> Given exercise:
Without the images, write out all of the following entries exactly.
───── Data shown
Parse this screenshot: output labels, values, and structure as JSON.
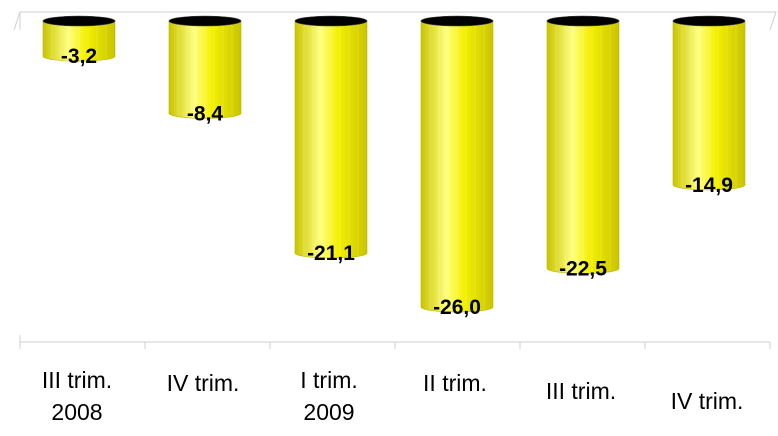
{
  "chart_data": {
    "type": "bar",
    "style": "3d-cylinder",
    "title": "",
    "xlabel": "",
    "ylabel": "",
    "categories": [
      [
        "III trim.",
        "2008"
      ],
      [
        "IV trim."
      ],
      [
        "I trim.",
        "2009"
      ],
      [
        "II trim."
      ],
      [
        "III trim."
      ],
      [
        "IV trim."
      ]
    ],
    "values": [
      -3.2,
      -8.4,
      -21.1,
      -26.0,
      -22.5,
      -14.9
    ],
    "value_labels": [
      "-3,2",
      "-8,4",
      "-21,1",
      "-26,0",
      "-22,5",
      "-14,9"
    ],
    "ylim": [
      -30,
      0
    ],
    "grid": false,
    "legend": "none",
    "colors": {
      "bar": "#f4f000",
      "bar_dark": "#c9c400",
      "bar_light": "#ffff80",
      "top": "#000000",
      "axis": "#cfcfcf"
    }
  }
}
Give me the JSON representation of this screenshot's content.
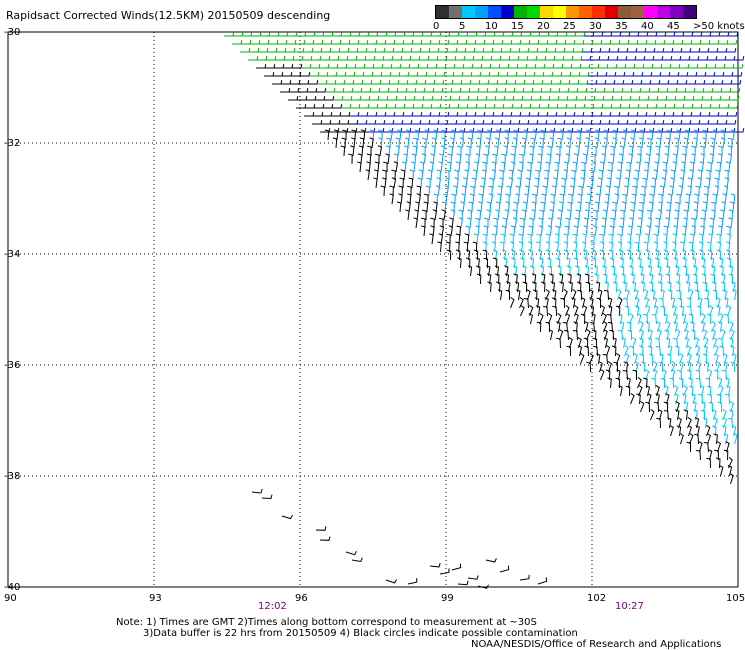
──────────
> Task output:
Parse this screenshot: output labels, values, and structure as JSON.
{
  "chart_data": {
    "type": "bar",
    "style": "3d-cylinder",
    "title": "",
    "xlabel": "",
    "ylabel": "",
    "categories": [
      [
        "III trim.",
        "2008"
      ],
      [
        "IV trim."
      ],
      [
        "I trim.",
        "2009"
      ],
      [
        "II trim."
      ],
      [
        "III trim."
      ],
      [
        "IV trim."
      ]
    ],
    "values": [
      -3.2,
      -8.4,
      -21.1,
      -26.0,
      -22.5,
      -14.9
    ],
    "value_labels": [
      "-3,2",
      "-8,4",
      "-21,1",
      "-26,0",
      "-22,5",
      "-14,9"
    ],
    "ylim": [
      -30,
      0
    ],
    "grid": false,
    "legend": "none",
    "colors": {
      "bar": "#f4f000",
      "bar_dark": "#c9c400",
      "bar_light": "#ffff80",
      "top": "#000000",
      "axis": "#cfcfcf"
    }
  }
}
Give me the JSON representation of this screenshot's content.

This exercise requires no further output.